** start of Data section **
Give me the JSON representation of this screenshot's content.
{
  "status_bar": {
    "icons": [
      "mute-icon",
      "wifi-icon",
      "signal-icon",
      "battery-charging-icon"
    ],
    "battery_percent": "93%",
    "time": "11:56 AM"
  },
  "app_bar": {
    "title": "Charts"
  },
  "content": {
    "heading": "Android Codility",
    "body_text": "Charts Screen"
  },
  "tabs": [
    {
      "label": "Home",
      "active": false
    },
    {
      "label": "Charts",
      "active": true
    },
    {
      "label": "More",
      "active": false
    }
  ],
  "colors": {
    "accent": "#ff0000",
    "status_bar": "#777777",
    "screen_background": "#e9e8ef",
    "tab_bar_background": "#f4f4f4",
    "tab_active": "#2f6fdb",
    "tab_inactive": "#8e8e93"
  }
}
** end of Data section **
Directive:
Reproduce the material verbatim, line by line.

Finished exercise:
Give me the JSON representation of this screenshot's content.
{
  "status_bar": {
    "icons": [
      "mute-icon",
      "wifi-icon",
      "signal-icon",
      "battery-charging-icon"
    ],
    "battery_percent": "93%",
    "time": "11:56 AM"
  },
  "app_bar": {
    "title": "Charts"
  },
  "content": {
    "heading": "Android Codility",
    "body_text": "Charts Screen"
  },
  "tabs": [
    {
      "label": "Home",
      "active": false
    },
    {
      "label": "Charts",
      "active": true
    },
    {
      "label": "More",
      "active": false
    }
  ],
  "colors": {
    "accent": "#ff0000",
    "status_bar": "#777777",
    "screen_background": "#e9e8ef",
    "tab_bar_background": "#f4f4f4",
    "tab_active": "#2f6fdb",
    "tab_inactive": "#8e8e93"
  }
}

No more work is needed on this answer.